• _Work to complete_
Check each line below for the word "signal", and copy those that have it.
----------------
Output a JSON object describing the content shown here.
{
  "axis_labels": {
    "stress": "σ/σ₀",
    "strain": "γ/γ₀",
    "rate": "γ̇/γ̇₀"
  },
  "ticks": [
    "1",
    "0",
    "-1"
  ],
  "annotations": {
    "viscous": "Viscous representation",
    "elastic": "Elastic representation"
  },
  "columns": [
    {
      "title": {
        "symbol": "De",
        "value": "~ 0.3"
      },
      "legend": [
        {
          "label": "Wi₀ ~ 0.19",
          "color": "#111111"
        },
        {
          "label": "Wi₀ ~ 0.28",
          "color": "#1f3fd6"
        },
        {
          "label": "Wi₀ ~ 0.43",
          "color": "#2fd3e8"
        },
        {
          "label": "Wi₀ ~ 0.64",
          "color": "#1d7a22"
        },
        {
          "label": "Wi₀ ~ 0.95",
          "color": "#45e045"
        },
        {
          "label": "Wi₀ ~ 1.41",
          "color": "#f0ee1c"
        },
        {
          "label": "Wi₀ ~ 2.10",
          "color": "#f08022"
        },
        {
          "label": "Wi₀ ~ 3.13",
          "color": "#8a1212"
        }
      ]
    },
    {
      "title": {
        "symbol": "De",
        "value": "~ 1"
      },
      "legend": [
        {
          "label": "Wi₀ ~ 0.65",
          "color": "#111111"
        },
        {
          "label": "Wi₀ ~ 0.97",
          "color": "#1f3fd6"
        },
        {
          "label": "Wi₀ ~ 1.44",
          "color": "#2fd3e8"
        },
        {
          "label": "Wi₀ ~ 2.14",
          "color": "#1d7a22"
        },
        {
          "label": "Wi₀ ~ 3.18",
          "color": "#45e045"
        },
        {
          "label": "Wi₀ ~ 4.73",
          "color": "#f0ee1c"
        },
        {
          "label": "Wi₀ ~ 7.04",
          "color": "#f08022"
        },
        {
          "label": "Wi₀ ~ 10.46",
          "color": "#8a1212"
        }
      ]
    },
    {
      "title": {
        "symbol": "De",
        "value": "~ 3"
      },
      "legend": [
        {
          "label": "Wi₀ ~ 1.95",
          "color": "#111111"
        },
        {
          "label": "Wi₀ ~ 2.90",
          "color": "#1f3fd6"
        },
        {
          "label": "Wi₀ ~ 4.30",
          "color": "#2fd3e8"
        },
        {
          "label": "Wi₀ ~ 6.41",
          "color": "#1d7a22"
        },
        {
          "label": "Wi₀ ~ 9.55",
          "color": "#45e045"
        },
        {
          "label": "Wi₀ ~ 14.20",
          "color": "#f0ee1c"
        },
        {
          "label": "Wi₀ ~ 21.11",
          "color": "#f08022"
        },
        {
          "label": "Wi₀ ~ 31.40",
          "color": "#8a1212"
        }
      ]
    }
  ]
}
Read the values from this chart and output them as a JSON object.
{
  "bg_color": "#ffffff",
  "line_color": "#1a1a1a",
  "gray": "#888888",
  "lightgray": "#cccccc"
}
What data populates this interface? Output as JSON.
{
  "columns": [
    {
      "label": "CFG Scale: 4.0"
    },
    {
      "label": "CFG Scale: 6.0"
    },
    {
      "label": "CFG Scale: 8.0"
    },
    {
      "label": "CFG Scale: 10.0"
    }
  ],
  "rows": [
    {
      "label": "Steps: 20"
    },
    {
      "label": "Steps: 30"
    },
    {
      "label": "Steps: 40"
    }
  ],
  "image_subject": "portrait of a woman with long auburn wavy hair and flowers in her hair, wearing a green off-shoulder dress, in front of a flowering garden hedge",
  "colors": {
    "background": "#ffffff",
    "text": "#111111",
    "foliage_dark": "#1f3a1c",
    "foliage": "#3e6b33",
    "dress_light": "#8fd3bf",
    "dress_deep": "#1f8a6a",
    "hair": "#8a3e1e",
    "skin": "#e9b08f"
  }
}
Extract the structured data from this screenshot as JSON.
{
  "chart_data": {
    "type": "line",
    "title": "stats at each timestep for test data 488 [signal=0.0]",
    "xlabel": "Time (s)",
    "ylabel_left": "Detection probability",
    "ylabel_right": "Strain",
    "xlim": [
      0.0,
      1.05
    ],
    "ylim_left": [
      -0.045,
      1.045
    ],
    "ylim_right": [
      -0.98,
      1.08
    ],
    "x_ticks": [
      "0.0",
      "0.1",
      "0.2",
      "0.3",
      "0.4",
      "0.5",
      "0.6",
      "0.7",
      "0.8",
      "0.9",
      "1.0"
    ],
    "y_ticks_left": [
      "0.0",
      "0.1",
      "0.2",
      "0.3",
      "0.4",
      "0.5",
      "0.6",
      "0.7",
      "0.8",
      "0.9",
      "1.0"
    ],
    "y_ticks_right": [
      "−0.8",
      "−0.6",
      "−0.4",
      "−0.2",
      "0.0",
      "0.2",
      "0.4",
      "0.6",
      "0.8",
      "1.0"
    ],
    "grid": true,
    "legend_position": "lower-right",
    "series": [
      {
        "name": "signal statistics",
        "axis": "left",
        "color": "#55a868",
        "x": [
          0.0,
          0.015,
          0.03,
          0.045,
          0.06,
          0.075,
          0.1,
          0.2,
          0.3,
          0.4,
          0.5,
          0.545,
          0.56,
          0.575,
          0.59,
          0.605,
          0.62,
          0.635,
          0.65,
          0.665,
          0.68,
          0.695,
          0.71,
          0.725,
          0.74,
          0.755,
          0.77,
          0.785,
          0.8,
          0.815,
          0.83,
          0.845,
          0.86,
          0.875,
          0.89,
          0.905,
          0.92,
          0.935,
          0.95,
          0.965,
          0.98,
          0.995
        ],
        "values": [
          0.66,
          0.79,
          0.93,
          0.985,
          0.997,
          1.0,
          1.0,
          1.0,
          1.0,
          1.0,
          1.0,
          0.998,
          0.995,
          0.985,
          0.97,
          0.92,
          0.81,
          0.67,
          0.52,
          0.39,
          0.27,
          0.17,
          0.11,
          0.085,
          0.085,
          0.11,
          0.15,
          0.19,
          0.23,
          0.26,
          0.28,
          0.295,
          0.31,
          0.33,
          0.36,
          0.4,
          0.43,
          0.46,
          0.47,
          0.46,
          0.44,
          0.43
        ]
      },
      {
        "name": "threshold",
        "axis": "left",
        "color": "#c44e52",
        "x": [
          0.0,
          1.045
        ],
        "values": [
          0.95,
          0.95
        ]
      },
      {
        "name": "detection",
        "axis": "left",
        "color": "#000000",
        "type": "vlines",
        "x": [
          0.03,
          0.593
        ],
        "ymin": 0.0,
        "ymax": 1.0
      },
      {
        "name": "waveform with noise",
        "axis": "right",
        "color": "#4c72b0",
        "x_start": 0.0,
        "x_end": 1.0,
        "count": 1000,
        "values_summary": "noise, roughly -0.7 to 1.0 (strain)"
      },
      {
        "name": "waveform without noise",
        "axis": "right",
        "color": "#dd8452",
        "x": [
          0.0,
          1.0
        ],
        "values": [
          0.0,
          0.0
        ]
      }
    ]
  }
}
----------------
• _Full response_
    "title": "stats at each timestep for test data 488 [signal=0.0]",
        "name": "signal statistics",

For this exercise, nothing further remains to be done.